**** Items ****

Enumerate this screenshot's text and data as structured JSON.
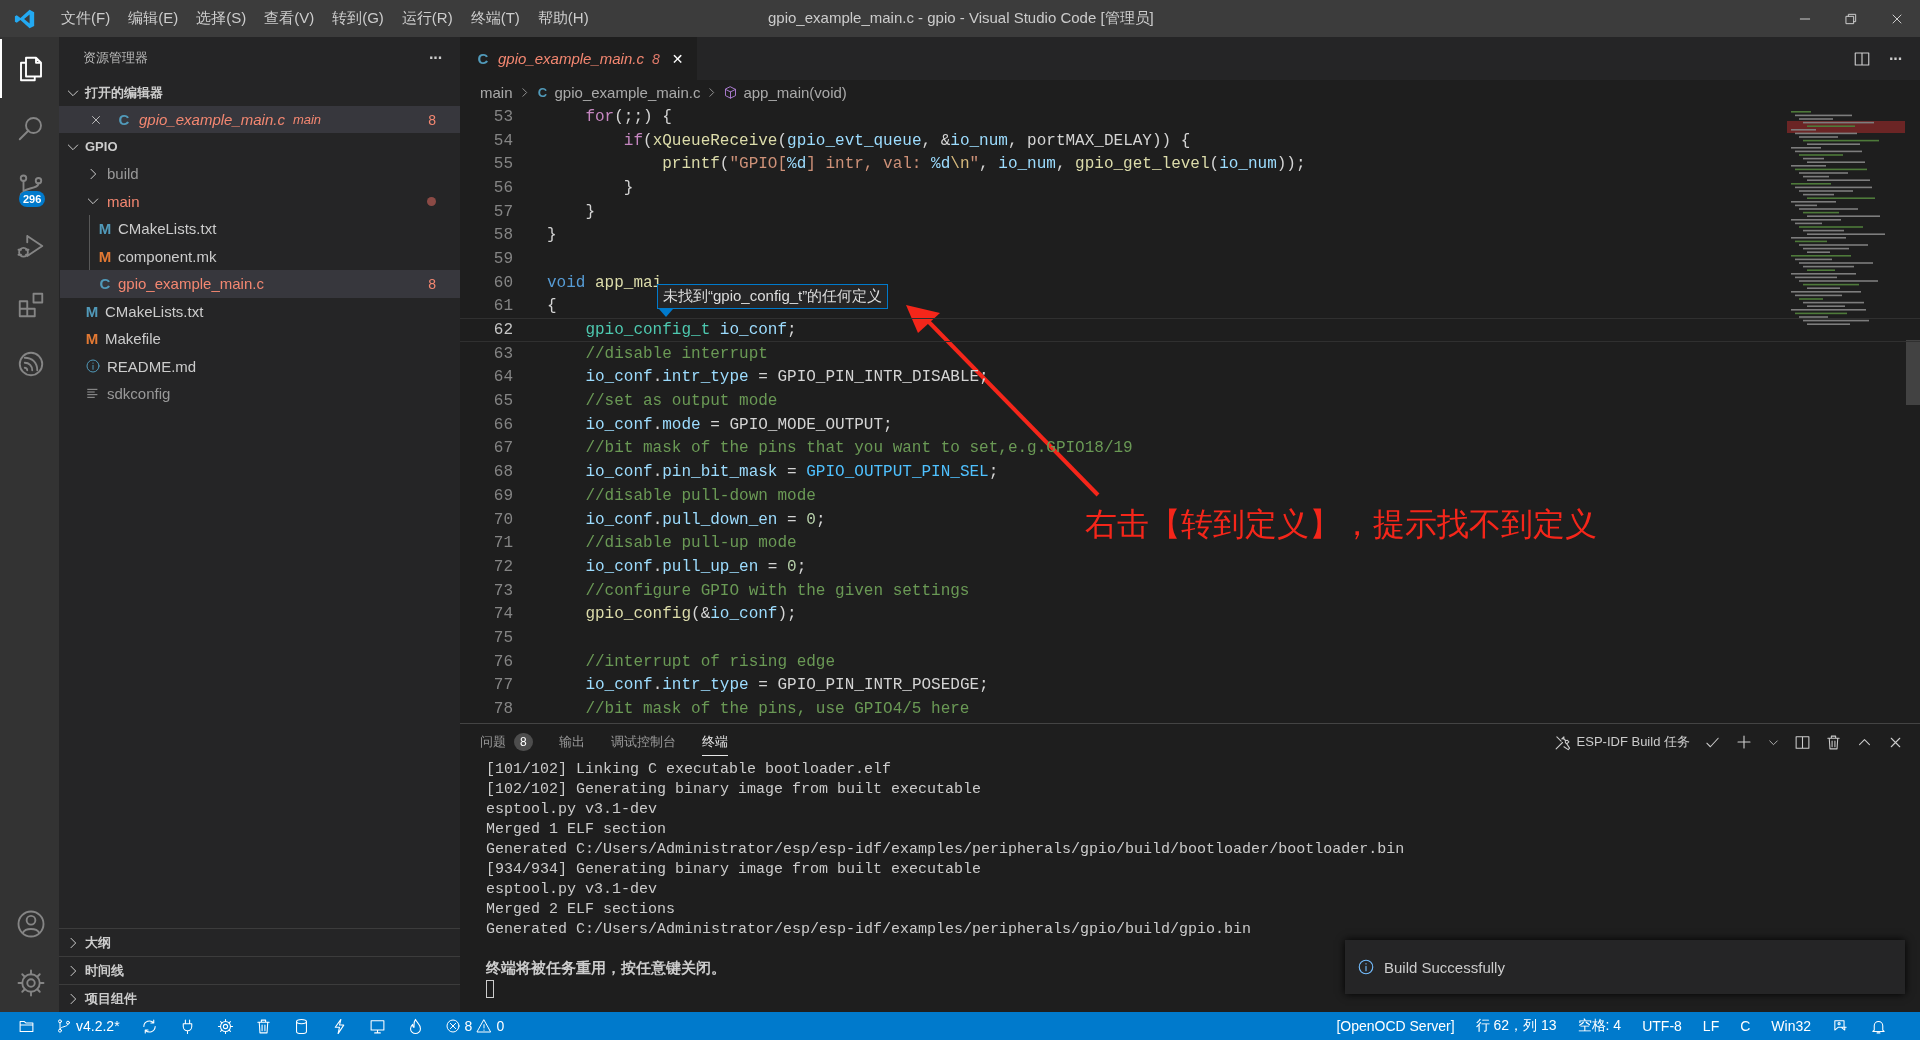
{
  "window": {
    "title": "gpio_example_main.c - gpio - Visual Studio Code [管理员]"
  },
  "menu": [
    "文件(F)",
    "编辑(E)",
    "选择(S)",
    "查看(V)",
    "转到(G)",
    "运行(R)",
    "终端(T)",
    "帮助(H)"
  ],
  "activity_bar": [
    {
      "kind": "explorer",
      "selected": true
    },
    {
      "kind": "search",
      "selected": false
    },
    {
      "kind": "scm",
      "selected": false,
      "badge": "296"
    },
    {
      "kind": "debug",
      "selected": false
    },
    {
      "kind": "extensions",
      "selected": false
    },
    {
      "kind": "espressif",
      "selected": false
    }
  ],
  "activity_bottom": [
    {
      "kind": "account"
    },
    {
      "kind": "settings"
    }
  ],
  "sidebar": {
    "title": "资源管理器",
    "more": "···",
    "open_editors": {
      "title": "打开的编辑器",
      "expanded": true,
      "items": [
        {
          "icon": "C",
          "kind": "c",
          "name": "gpio_example_main.c",
          "description": "main",
          "badge": "8",
          "error": true
        }
      ]
    },
    "folder": {
      "title": "GPIO",
      "expanded": true,
      "items": [
        {
          "name": "build",
          "kind": "folder",
          "expanded": false,
          "error": false,
          "dot": false
        },
        {
          "name": "main",
          "kind": "folder",
          "expanded": true,
          "error": true,
          "dot": true,
          "children": [
            {
              "icon": "M",
              "name": "CMakeLists.txt",
              "kind": "cmake",
              "error": false,
              "dot": false,
              "selected": false
            },
            {
              "icon": "M",
              "name": "component.mk",
              "kind": "make",
              "error": false,
              "dot": false,
              "selected": false
            },
            {
              "icon": "C",
              "name": "gpio_example_main.c",
              "kind": "c",
              "error": true,
              "dot": false,
              "badge": "8",
              "selected": true
            }
          ]
        },
        {
          "icon": "M",
          "name": "CMakeLists.txt",
          "kind": "cmake",
          "error": false,
          "dot": false,
          "selected": false
        },
        {
          "icon": "M",
          "name": "Makefile",
          "kind": "make",
          "error": false,
          "dot": false,
          "selected": false
        },
        {
          "name": "README.md",
          "kind": "info",
          "error": false,
          "dot": false,
          "selected": false
        },
        {
          "name": "sdkconfig",
          "kind": "config",
          "error": false,
          "dot": false,
          "selected": false
        }
      ]
    },
    "sections": [
      {
        "title": "大纲",
        "expanded": false
      },
      {
        "title": "时间线",
        "expanded": false
      },
      {
        "title": "项目组件",
        "expanded": false
      }
    ]
  },
  "tabs": [
    {
      "icon": "C",
      "label": "gpio_example_main.c",
      "badge": "8",
      "selected": true,
      "close": "✕"
    }
  ],
  "breadcrumb": [
    {
      "kind": "folder",
      "text": "main"
    },
    {
      "kind": "file",
      "icon": "C",
      "text": "gpio_example_main.c"
    },
    {
      "kind": "symbol",
      "text": "app_main(void)"
    }
  ],
  "code": [
    {
      "number": "53",
      "current": false,
      "tokens": [
        {
          "text": "    for",
          "kind": "ctl"
        },
        {
          "text": "(;;) {",
          "kind": "plain"
        }
      ]
    },
    {
      "number": "54",
      "current": false,
      "tokens": [
        {
          "text": "        if",
          "kind": "ctl"
        },
        {
          "text": "(",
          "kind": "plain"
        },
        {
          "text": "xQueueReceive",
          "kind": "fn"
        },
        {
          "text": "(",
          "kind": "plain"
        },
        {
          "text": "gpio_evt_queue",
          "kind": "var"
        },
        {
          "text": ", &",
          "kind": "plain"
        },
        {
          "text": "io_num",
          "kind": "var"
        },
        {
          "text": ", portMAX_DELAY)) {",
          "kind": "plain"
        }
      ]
    },
    {
      "number": "55",
      "current": false,
      "tokens": [
        {
          "text": "            printf",
          "kind": "fn"
        },
        {
          "text": "(",
          "kind": "plain"
        },
        {
          "text": "\"GPIO[",
          "kind": "str"
        },
        {
          "text": "%d",
          "kind": "var"
        },
        {
          "text": "] intr, val: ",
          "kind": "str"
        },
        {
          "text": "%d",
          "kind": "var"
        },
        {
          "text": "\\n",
          "kind": "esc"
        },
        {
          "text": "\"",
          "kind": "str"
        },
        {
          "text": ", ",
          "kind": "plain"
        },
        {
          "text": "io_num",
          "kind": "var"
        },
        {
          "text": ", ",
          "kind": "plain"
        },
        {
          "text": "gpio_get_level",
          "kind": "fn"
        },
        {
          "text": "(",
          "kind": "plain"
        },
        {
          "text": "io_num",
          "kind": "var"
        },
        {
          "text": "));",
          "kind": "plain"
        }
      ]
    },
    {
      "number": "56",
      "current": false,
      "tokens": [
        {
          "text": "        }",
          "kind": "plain"
        }
      ]
    },
    {
      "number": "57",
      "current": false,
      "tokens": [
        {
          "text": "    }",
          "kind": "plain"
        }
      ]
    },
    {
      "number": "58",
      "current": false,
      "tokens": [
        {
          "text": "}",
          "kind": "plain"
        }
      ]
    },
    {
      "number": "59",
      "current": false
    },
    {
      "number": "60",
      "current": false,
      "tokens": [
        {
          "text": "void",
          "kind": "kw"
        },
        {
          "text": " app_mai",
          "kind": "fn"
        }
      ]
    },
    {
      "number": "61",
      "current": false,
      "tokens": [
        {
          "text": "{",
          "kind": "plain"
        }
      ]
    },
    {
      "number": "62",
      "current": true,
      "tokens": [
        {
          "text": "    gpio_config_t",
          "kind": "type"
        },
        {
          "text": " io_conf",
          "kind": "var"
        },
        {
          "text": ";",
          "kind": "plain"
        }
      ]
    },
    {
      "number": "63",
      "current": false,
      "tokens": [
        {
          "text": "    //disable interrupt",
          "kind": "cmt"
        }
      ]
    },
    {
      "number": "64",
      "current": false,
      "tokens": [
        {
          "text": "    io_conf",
          "kind": "var"
        },
        {
          "text": ".",
          "kind": "plain"
        },
        {
          "text": "intr_type",
          "kind": "var"
        },
        {
          "text": " = GPIO_PIN_INTR_DISABLE;",
          "kind": "plain"
        }
      ]
    },
    {
      "number": "65",
      "current": false,
      "tokens": [
        {
          "text": "    //set as output mode",
          "kind": "cmt"
        }
      ]
    },
    {
      "number": "66",
      "current": false,
      "tokens": [
        {
          "text": "    io_conf",
          "kind": "var"
        },
        {
          "text": ".",
          "kind": "plain"
        },
        {
          "text": "mode",
          "kind": "var"
        },
        {
          "text": " = GPIO_MODE_OUTPUT;",
          "kind": "plain"
        }
      ]
    },
    {
      "number": "67",
      "current": false,
      "tokens": [
        {
          "text": "    //bit mask of the pins that you want to set,e.g.GPIO18/19",
          "kind": "cmt"
        }
      ]
    },
    {
      "number": "68",
      "current": false,
      "tokens": [
        {
          "text": "    io_conf",
          "kind": "var"
        },
        {
          "text": ".",
          "kind": "plain"
        },
        {
          "text": "pin_bit_mask",
          "kind": "var"
        },
        {
          "text": " = ",
          "kind": "plain"
        },
        {
          "text": "GPIO_OUTPUT_PIN_SEL",
          "kind": "macro"
        },
        {
          "text": ";",
          "kind": "plain"
        }
      ]
    },
    {
      "number": "69",
      "current": false,
      "tokens": [
        {
          "text": "    //disable pull-down mode",
          "kind": "cmt"
        }
      ]
    },
    {
      "number": "70",
      "current": false,
      "tokens": [
        {
          "text": "    io_conf",
          "kind": "var"
        },
        {
          "text": ".",
          "kind": "plain"
        },
        {
          "text": "pull_down_en",
          "kind": "var"
        },
        {
          "text": " = ",
          "kind": "plain"
        },
        {
          "text": "0",
          "kind": "num"
        },
        {
          "text": ";",
          "kind": "plain"
        }
      ]
    },
    {
      "number": "71",
      "current": false,
      "tokens": [
        {
          "text": "    //disable pull-up mode",
          "kind": "cmt"
        }
      ]
    },
    {
      "number": "72",
      "current": false,
      "tokens": [
        {
          "text": "    io_conf",
          "kind": "var"
        },
        {
          "text": ".",
          "kind": "plain"
        },
        {
          "text": "pull_up_en",
          "kind": "var"
        },
        {
          "text": " = ",
          "kind": "plain"
        },
        {
          "text": "0",
          "kind": "num"
        },
        {
          "text": ";",
          "kind": "plain"
        }
      ]
    },
    {
      "number": "73",
      "current": false,
      "tokens": [
        {
          "text": "    //configure GPIO with the given settings",
          "kind": "cmt"
        }
      ]
    },
    {
      "number": "74",
      "current": false,
      "tokens": [
        {
          "text": "    gpio_config",
          "kind": "fn"
        },
        {
          "text": "(&",
          "kind": "plain"
        },
        {
          "text": "io_conf",
          "kind": "var"
        },
        {
          "text": ");",
          "kind": "plain"
        }
      ]
    },
    {
      "number": "75",
      "current": false
    },
    {
      "number": "76",
      "current": false,
      "tokens": [
        {
          "text": "    //interrupt of rising edge",
          "kind": "cmt"
        }
      ]
    },
    {
      "number": "77",
      "current": false,
      "tokens": [
        {
          "text": "    io_conf",
          "kind": "var"
        },
        {
          "text": ".",
          "kind": "plain"
        },
        {
          "text": "intr_type",
          "kind": "var"
        },
        {
          "text": " = GPIO_PIN_INTR_POSEDGE;",
          "kind": "plain"
        }
      ]
    },
    {
      "number": "78",
      "current": false,
      "tokens": [
        {
          "text": "    //bit mask of the pins, use GPIO4/5 here",
          "kind": "cmt"
        }
      ]
    }
  ],
  "tooltip": "未找到“gpio_config_t”的任何定义",
  "annotation": "右击【转到定义】，提示找不到定义",
  "panel": {
    "tabs": [
      {
        "label": "问题",
        "badge": "8",
        "selected": false
      },
      {
        "label": "输出",
        "selected": false
      },
      {
        "label": "调试控制台",
        "selected": false
      },
      {
        "label": "终端",
        "selected": true
      }
    ],
    "task": "ESP-IDF Build 任务",
    "terminal": [
      "[101/102] Linking C executable bootloader.elf",
      "[102/102] Generating binary image from built executable",
      "esptool.py v3.1-dev",
      "Merged 1 ELF section",
      "Generated C:/Users/Administrator/esp/esp-idf/examples/peripherals/gpio/build/bootloader/bootloader.bin",
      "[934/934] Generating binary image from built executable",
      "esptool.py v3.1-dev",
      "Merged 2 ELF sections",
      "Generated C:/Users/Administrator/esp/esp-idf/examples/peripherals/gpio/build/gpio.bin"
    ],
    "terminal_notice": "终端将被任务重用，按任意键关闭。"
  },
  "notification": {
    "message": "Build Successfully"
  },
  "status_left": [
    {
      "kind": "remote"
    },
    {
      "kind": "branch",
      "text": "v4.2.2*"
    },
    {
      "kind": "sync"
    },
    {
      "kind": "plug"
    },
    {
      "kind": "gear"
    },
    {
      "kind": "trash"
    },
    {
      "kind": "database"
    },
    {
      "kind": "flash"
    },
    {
      "kind": "monitor"
    },
    {
      "kind": "flame"
    },
    {
      "kind": "problems",
      "errors": "8",
      "warnings": "0"
    }
  ],
  "status_right": [
    {
      "kind": "text",
      "text": "[OpenOCD Server]"
    },
    {
      "kind": "text",
      "text": "行 62，列 13"
    },
    {
      "kind": "text",
      "text": "空格: 4"
    },
    {
      "kind": "text",
      "text": "UTF-8"
    },
    {
      "kind": "text",
      "text": "LF"
    },
    {
      "kind": "text",
      "text": "C"
    },
    {
      "kind": "text",
      "text": "Win32"
    },
    {
      "kind": "feedback"
    },
    {
      "kind": "bell"
    }
  ]
}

****

Directive: Search the records for the word "bootloader", then list every line that has it.

Written solution:
      "[101/102] Linking C executable bootloader.elf",
      "Generated C:/Users/Administrator/esp/esp-idf/examples/peripherals/gpio/build/bootloader/bootloader.bin",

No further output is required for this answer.